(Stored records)
- - -
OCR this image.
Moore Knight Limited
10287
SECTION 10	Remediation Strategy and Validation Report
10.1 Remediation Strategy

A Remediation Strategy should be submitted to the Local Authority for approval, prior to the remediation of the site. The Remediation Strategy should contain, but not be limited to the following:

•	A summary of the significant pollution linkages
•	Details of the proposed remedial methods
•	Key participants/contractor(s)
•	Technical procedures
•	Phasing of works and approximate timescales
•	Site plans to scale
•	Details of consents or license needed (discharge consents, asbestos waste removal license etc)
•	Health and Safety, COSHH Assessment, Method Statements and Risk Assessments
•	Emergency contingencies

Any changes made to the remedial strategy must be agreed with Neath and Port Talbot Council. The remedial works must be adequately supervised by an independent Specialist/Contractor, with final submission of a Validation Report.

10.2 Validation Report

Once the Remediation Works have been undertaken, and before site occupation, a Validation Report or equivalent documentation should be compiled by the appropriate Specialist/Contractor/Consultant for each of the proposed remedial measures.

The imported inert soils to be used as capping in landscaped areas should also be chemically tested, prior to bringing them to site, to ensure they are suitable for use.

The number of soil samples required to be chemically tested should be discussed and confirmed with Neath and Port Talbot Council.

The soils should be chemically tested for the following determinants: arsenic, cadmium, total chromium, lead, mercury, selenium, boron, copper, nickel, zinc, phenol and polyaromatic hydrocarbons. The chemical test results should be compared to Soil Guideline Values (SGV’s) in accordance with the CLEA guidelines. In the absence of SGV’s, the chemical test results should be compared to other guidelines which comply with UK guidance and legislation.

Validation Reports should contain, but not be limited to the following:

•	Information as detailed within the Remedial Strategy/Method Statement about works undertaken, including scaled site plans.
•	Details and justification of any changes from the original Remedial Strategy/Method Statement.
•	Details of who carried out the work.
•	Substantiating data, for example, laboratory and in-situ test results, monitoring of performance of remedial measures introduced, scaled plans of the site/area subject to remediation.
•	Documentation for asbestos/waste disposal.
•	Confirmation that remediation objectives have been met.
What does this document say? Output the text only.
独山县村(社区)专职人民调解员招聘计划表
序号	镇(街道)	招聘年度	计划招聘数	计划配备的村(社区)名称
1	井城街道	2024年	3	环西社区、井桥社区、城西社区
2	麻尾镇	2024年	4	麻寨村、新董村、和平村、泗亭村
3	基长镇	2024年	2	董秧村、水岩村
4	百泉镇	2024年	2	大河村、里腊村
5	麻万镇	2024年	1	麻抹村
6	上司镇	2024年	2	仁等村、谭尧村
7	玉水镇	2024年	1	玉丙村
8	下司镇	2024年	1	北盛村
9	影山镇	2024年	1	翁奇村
- - -
WRITTEN INSTRUCTION -> Give the records above again, word for word.

RESULT ->
OCR this image.
Moore Knight Limited
10287
SECTION 10	Remediation Strategy and Validation Report
10.1 Remediation Strategy

A Remediation Strategy should be submitted to the Local Authority for approval, prior to the remediation of the site. The Remediation Strategy should contain, but not be limited to the following:

•	A summary of the significant pollution linkages
•	Details of the proposed remedial methods
•	Key participants/contractor(s)
•	Technical procedures
•	Phasing of works and approximate timescales
•	Site plans to scale
•	Details of consents or license needed (discharge consents, asbestos waste removal license etc)
•	Health and Safety, COSHH Assessment, Method Statements and Risk Assessments
•	Emergency contingencies

Any changes made to the remedial strategy must be agreed with Neath and Port Talbot Council. The remedial works must be adequately supervised by an independent Specialist/Contractor, with final submission of a Validation Report.

10.2 Validation Report

Once the Remediation Works have been undertaken, and before site occupation, a Validation Report or equivalent documentation should be compiled by the appropriate Specialist/Contractor/Consultant for each of the proposed remedial measures.

The imported inert soils to be used as capping in landscaped areas should also be chemically tested, prior to bringing them to site, to ensure they are suitable for use.

The number of soil samples required to be chemically tested should be discussed and confirmed with Neath and Port Talbot Council.

The soils should be chemically tested for the following determinants: arsenic, cadmium, total chromium, lead, mercury, selenium, boron, copper, nickel, zinc, phenol and polyaromatic hydrocarbons. The chemical test results should be compared to Soil Guideline Values (SGV’s) in accordance with the CLEA guidelines. In the absence of SGV’s, the chemical test results should be compared to other guidelines which comply with UK guidance and legislation.

Validation Reports should contain, but not be limited to the following:

•	Information as detailed within the Remedial Strategy/Method Statement about works undertaken, including scaled site plans.
•	Details and justification of any changes from the original Remedial Strategy/Method Statement.
•	Details of who carried out the work.
•	Substantiating data, for example, laboratory and in-situ test results, monitoring of performance of remedial measures introduced, scaled plans of the site/area subject to remediation.
•	Documentation for asbestos/waste disposal.
•	Confirmation that remediation objectives have been met.
What does this document say? Output the text only.
独山县村(社区)专职人民调解员招聘计划表
序号	镇(街道)	招聘年度	计划招聘数	计划配备的村(社区)名称
1	井城街道	2024年	3	环西社区、井桥社区、城西社区
2	麻尾镇	2024年	4	麻寨村、新董村、和平村、泗亭村
3	基长镇	2024年	2	董秧村、水岩村
4	百泉镇	2024年	2	大河村、里腊村
5	麻万镇	2024年	1	麻抹村
6	上司镇	2024年	2	仁等村、谭尧村
7	玉水镇	2024年	1	玉丙村
8	下司镇	2024年	1	北盛村
9	影山镇	2024年	1	翁奇村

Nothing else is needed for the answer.